Saved data entries =>
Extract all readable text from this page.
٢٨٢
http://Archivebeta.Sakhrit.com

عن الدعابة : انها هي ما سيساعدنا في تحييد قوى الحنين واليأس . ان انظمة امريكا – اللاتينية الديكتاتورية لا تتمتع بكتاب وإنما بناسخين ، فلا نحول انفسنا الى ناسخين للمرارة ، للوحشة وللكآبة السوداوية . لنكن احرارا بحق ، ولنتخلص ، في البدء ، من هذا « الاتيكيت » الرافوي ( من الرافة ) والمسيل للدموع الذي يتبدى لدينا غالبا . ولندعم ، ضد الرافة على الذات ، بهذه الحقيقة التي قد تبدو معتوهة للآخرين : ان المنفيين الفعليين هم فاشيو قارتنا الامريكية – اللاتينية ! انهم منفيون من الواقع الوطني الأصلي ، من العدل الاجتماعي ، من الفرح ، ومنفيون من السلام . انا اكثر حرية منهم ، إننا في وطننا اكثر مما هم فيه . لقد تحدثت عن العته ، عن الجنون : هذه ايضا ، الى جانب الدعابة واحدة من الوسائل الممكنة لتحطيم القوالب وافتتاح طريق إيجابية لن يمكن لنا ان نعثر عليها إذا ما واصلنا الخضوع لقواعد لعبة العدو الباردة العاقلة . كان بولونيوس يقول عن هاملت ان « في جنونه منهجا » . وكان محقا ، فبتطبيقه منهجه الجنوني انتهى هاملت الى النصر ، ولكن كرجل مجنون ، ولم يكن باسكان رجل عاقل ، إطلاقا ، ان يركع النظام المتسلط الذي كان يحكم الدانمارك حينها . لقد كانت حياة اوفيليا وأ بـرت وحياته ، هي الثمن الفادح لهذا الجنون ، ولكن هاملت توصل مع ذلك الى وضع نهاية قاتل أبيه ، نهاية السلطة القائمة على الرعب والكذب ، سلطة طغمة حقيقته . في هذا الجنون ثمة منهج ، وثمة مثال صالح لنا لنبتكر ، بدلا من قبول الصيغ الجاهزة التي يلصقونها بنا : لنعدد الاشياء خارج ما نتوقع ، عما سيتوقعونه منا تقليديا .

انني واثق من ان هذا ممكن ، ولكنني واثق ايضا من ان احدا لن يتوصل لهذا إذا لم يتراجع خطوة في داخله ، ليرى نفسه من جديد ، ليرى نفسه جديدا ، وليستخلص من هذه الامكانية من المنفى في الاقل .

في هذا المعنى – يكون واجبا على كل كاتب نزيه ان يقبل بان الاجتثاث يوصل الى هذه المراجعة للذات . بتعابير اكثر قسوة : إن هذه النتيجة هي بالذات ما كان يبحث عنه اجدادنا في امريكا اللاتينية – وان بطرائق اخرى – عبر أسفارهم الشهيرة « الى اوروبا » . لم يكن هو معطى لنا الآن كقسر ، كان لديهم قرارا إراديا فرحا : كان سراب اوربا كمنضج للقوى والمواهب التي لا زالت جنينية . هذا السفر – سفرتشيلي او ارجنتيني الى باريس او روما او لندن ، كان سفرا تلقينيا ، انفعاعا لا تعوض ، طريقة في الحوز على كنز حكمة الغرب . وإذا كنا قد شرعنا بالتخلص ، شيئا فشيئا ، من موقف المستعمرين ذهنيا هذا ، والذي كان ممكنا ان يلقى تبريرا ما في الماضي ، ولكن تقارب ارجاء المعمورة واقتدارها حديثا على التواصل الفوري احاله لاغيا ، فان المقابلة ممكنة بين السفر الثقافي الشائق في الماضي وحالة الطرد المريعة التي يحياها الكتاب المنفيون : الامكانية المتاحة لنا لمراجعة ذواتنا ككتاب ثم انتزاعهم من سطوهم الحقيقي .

--

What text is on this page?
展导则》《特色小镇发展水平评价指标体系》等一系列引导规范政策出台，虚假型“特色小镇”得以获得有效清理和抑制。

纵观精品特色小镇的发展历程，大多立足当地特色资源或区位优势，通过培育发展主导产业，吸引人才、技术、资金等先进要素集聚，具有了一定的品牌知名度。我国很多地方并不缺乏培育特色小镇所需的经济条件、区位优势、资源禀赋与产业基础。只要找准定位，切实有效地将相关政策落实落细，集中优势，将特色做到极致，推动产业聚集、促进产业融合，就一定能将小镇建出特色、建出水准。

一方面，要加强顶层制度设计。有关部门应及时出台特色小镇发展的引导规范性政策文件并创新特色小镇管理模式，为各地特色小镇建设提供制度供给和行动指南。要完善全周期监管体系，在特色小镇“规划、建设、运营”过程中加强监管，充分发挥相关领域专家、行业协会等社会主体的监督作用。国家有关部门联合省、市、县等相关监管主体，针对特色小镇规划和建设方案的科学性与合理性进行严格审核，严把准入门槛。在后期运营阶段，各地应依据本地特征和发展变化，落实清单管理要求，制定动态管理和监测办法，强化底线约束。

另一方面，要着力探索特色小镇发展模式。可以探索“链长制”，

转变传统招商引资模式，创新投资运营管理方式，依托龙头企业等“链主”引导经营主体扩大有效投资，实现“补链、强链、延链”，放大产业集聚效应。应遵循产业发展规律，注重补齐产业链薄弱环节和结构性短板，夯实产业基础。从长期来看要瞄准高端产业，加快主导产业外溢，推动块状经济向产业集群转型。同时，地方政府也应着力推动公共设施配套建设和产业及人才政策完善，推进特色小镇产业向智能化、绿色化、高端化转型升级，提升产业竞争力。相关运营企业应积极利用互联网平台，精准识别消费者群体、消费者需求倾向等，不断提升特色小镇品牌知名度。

What is asked => Of the lines in the material, how many include "page"? Respond with the number alone.

Result => 2